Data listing
— Begin —

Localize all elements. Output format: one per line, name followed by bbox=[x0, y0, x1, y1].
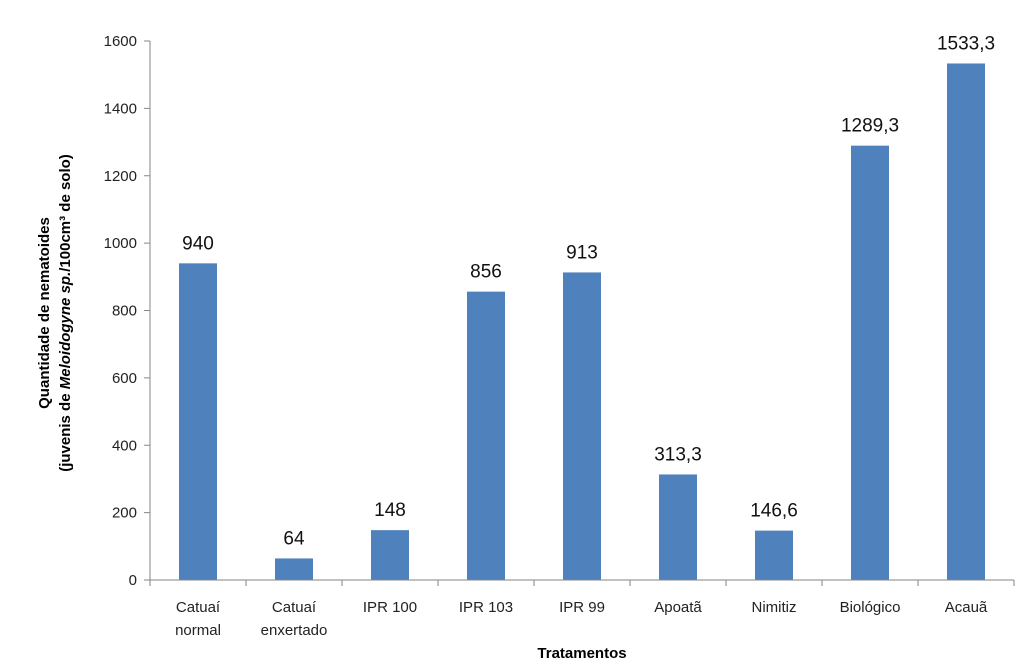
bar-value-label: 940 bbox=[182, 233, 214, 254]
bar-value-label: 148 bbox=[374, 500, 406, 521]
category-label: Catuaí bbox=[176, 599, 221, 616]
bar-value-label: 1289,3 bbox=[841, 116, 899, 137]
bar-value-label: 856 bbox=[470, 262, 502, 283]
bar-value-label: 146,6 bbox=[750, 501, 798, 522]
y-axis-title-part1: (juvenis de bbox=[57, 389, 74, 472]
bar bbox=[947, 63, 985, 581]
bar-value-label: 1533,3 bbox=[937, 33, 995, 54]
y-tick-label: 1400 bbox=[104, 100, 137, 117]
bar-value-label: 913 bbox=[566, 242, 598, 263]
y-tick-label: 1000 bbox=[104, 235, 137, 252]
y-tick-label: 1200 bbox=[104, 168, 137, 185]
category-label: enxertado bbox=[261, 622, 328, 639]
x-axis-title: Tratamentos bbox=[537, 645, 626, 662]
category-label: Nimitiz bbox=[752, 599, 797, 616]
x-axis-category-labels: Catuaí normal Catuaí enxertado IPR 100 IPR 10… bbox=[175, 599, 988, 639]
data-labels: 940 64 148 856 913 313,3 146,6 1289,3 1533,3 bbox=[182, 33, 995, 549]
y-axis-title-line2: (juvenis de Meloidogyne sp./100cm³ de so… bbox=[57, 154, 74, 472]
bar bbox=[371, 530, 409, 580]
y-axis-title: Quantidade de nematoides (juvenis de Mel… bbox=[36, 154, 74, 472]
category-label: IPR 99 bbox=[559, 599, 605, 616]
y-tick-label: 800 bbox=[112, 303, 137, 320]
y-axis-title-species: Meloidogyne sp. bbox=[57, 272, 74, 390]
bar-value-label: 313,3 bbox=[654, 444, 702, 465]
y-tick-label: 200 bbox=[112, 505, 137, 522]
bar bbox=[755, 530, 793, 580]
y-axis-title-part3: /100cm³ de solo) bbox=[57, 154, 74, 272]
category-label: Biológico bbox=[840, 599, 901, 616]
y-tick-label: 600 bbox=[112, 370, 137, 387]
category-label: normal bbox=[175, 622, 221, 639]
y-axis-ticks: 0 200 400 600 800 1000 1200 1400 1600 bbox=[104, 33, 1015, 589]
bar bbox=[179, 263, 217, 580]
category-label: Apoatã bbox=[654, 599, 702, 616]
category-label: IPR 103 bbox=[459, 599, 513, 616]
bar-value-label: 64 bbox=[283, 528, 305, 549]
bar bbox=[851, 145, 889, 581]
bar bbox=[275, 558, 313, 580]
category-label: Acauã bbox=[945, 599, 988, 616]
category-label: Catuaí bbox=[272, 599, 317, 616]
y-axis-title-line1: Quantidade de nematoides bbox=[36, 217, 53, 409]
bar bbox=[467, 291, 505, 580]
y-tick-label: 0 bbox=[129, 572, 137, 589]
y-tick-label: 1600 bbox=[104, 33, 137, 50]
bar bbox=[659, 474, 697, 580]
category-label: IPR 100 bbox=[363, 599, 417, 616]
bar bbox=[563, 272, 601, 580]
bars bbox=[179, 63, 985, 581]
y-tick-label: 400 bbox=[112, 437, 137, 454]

— End —
— Begin —

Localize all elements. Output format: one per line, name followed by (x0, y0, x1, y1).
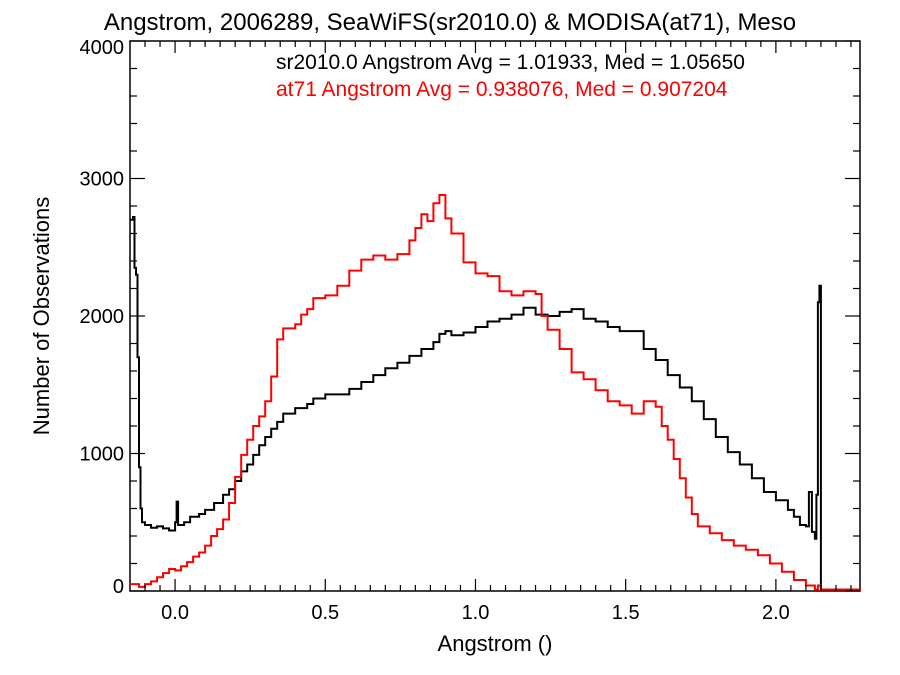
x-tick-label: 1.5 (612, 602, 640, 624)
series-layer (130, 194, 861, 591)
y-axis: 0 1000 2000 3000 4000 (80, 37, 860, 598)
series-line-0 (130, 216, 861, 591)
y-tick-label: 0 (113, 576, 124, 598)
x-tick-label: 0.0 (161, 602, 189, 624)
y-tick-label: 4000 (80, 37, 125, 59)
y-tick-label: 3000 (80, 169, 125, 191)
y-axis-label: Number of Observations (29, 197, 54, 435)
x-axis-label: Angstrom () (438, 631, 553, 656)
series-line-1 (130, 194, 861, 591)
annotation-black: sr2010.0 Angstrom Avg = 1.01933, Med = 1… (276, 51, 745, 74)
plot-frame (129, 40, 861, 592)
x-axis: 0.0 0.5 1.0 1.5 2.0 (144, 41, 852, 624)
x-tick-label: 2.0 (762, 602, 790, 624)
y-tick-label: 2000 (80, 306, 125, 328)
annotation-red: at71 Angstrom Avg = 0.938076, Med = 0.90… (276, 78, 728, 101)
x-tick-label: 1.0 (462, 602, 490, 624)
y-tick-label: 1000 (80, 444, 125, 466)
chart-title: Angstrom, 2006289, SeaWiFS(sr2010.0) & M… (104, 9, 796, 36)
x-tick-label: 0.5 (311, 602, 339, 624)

— End —

▶ To be done: How many lines in the entries contain the string "Meloidogyne"? Reply with the number alone.

▶ Result of this exercise: 2